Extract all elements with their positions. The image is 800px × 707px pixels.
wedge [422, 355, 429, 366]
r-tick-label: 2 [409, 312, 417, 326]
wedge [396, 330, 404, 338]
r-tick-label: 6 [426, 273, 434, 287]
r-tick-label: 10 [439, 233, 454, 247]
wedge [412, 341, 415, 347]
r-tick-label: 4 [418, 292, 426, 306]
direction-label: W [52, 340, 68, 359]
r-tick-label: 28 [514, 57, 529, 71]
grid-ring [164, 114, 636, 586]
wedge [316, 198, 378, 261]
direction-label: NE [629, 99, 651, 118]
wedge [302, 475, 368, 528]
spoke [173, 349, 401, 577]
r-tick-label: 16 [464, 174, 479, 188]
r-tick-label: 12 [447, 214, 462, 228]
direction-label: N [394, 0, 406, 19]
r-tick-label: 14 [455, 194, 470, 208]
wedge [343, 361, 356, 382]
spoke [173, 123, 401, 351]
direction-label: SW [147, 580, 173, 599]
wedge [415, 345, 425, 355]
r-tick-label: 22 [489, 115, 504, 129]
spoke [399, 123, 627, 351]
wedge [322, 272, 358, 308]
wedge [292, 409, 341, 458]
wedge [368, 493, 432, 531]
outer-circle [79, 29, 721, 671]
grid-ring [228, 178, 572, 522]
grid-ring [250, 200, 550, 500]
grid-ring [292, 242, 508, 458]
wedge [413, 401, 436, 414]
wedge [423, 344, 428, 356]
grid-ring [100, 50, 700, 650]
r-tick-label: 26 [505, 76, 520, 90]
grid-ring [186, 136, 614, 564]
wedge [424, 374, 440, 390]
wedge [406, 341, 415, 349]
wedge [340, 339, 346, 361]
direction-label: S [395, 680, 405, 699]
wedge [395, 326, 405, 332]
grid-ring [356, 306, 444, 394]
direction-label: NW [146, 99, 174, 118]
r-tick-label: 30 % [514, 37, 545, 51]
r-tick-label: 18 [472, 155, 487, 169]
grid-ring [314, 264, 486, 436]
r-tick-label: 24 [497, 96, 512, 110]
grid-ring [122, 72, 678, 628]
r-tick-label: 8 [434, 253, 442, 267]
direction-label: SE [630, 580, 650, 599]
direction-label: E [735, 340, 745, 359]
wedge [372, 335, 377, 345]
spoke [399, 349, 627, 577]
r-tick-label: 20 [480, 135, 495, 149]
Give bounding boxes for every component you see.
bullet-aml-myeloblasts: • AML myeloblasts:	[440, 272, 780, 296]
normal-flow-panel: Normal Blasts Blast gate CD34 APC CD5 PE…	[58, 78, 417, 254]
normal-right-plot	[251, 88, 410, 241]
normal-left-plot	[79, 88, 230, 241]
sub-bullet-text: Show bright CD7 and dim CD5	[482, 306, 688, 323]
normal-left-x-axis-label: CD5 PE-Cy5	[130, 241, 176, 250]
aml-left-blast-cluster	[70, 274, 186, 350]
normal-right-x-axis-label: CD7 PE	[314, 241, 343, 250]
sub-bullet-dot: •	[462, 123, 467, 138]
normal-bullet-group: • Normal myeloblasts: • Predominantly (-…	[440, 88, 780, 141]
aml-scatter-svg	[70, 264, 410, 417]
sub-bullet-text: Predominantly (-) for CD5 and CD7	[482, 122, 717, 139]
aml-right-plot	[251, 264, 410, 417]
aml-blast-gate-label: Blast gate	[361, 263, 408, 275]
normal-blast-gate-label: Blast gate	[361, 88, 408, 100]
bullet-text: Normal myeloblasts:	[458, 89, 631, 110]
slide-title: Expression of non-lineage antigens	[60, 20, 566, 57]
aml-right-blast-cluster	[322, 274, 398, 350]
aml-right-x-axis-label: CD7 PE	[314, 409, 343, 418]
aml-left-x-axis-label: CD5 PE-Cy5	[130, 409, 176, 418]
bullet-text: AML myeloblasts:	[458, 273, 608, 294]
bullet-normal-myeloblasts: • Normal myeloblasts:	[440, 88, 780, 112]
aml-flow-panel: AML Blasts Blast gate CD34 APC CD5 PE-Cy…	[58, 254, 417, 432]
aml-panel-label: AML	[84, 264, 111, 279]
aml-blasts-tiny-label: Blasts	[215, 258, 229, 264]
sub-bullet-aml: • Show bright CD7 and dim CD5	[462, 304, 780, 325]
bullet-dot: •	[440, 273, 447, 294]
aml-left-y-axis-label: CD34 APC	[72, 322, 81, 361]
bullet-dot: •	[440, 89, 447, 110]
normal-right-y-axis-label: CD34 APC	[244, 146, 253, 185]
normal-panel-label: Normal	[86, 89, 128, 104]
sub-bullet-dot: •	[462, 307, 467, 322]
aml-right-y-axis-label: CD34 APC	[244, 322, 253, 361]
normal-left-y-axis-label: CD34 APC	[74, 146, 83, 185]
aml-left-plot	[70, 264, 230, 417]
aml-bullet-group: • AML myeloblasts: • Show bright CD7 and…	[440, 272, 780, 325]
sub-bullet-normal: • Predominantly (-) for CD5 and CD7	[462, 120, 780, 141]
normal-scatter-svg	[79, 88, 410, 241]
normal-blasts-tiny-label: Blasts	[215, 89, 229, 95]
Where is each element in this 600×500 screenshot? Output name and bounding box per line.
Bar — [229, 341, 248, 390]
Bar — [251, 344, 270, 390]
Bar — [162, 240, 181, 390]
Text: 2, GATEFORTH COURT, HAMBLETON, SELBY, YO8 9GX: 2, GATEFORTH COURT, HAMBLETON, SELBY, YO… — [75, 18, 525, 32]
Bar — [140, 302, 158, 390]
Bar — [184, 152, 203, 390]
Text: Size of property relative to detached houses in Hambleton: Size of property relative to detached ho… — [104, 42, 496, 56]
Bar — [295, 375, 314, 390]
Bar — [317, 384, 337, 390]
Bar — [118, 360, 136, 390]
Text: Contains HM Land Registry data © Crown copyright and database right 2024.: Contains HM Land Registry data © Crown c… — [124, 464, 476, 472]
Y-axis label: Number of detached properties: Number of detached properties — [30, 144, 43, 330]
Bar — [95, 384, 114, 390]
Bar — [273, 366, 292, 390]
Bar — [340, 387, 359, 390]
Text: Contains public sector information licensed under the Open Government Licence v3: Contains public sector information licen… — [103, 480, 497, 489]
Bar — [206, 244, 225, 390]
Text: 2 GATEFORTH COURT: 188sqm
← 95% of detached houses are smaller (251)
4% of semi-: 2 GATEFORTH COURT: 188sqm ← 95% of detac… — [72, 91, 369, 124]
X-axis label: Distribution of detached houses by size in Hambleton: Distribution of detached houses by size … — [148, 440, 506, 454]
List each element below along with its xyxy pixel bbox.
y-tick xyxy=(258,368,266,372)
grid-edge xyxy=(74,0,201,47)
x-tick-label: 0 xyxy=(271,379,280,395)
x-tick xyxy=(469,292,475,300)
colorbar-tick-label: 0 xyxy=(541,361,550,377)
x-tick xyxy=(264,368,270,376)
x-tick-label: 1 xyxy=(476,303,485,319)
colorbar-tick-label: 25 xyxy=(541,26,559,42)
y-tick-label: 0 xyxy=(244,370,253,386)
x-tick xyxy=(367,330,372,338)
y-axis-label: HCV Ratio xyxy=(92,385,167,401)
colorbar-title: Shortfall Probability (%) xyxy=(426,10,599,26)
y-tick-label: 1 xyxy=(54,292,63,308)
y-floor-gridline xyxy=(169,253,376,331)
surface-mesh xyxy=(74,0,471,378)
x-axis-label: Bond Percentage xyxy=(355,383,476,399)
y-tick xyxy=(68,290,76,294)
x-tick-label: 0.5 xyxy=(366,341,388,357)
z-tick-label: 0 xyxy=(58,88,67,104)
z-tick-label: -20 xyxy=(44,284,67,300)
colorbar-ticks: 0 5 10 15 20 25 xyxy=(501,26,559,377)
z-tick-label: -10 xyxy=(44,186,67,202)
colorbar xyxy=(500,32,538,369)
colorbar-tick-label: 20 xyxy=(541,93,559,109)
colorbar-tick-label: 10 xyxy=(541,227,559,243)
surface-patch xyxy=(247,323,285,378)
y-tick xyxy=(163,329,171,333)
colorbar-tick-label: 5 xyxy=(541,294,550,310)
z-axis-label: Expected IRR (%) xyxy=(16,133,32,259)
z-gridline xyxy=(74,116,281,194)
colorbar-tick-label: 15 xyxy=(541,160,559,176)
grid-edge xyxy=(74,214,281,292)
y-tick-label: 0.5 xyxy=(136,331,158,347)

**Exercise instructions:** Copy out everything from the first line of the listing down to the line containing "direction-label: SE [630, 580, 650, 599]", including both of those lines, without changing a character.

**Solution for this task:**
Extract all elements with their positions. The image is 800px × 707px pixels.
wedge [422, 355, 429, 366]
r-tick-label: 2 [409, 312, 417, 326]
wedge [396, 330, 404, 338]
r-tick-label: 6 [426, 273, 434, 287]
r-tick-label: 10 [439, 233, 454, 247]
wedge [412, 341, 415, 347]
r-tick-label: 4 [418, 292, 426, 306]
direction-label: W [52, 340, 68, 359]
r-tick-label: 28 [514, 57, 529, 71]
grid-ring [164, 114, 636, 586]
wedge [316, 198, 378, 261]
direction-label: NE [629, 99, 651, 118]
wedge [302, 475, 368, 528]
spoke [173, 349, 401, 577]
r-tick-label: 16 [464, 174, 479, 188]
r-tick-label: 12 [447, 214, 462, 228]
direction-label: N [394, 0, 406, 19]
r-tick-label: 14 [455, 194, 470, 208]
wedge [343, 361, 356, 382]
spoke [173, 123, 401, 351]
direction-label: SW [147, 580, 173, 599]
wedge [415, 345, 425, 355]
r-tick-label: 22 [489, 115, 504, 129]
spoke [399, 123, 627, 351]
wedge [322, 272, 358, 308]
wedge [292, 409, 341, 458]
wedge [368, 493, 432, 531]
outer-circle [79, 29, 721, 671]
grid-ring [228, 178, 572, 522]
grid-ring [250, 200, 550, 500]
grid-ring [292, 242, 508, 458]
wedge [413, 401, 436, 414]
wedge [423, 344, 428, 356]
grid-ring [100, 50, 700, 650]
r-tick-label: 26 [505, 76, 520, 90]
grid-ring [186, 136, 614, 564]
wedge [424, 374, 440, 390]
wedge [406, 341, 415, 349]
wedge [340, 339, 346, 361]
direction-label: S [395, 680, 405, 699]
wedge [395, 326, 405, 332]
grid-ring [356, 306, 444, 394]
direction-label: NW [146, 99, 174, 118]
r-tick-label: 30 % [514, 37, 545, 51]
r-tick-label: 18 [472, 155, 487, 169]
grid-ring [314, 264, 486, 436]
r-tick-label: 24 [497, 96, 512, 110]
grid-ring [122, 72, 678, 628]
r-tick-label: 8 [434, 253, 442, 267]
direction-label: SE [630, 580, 650, 599]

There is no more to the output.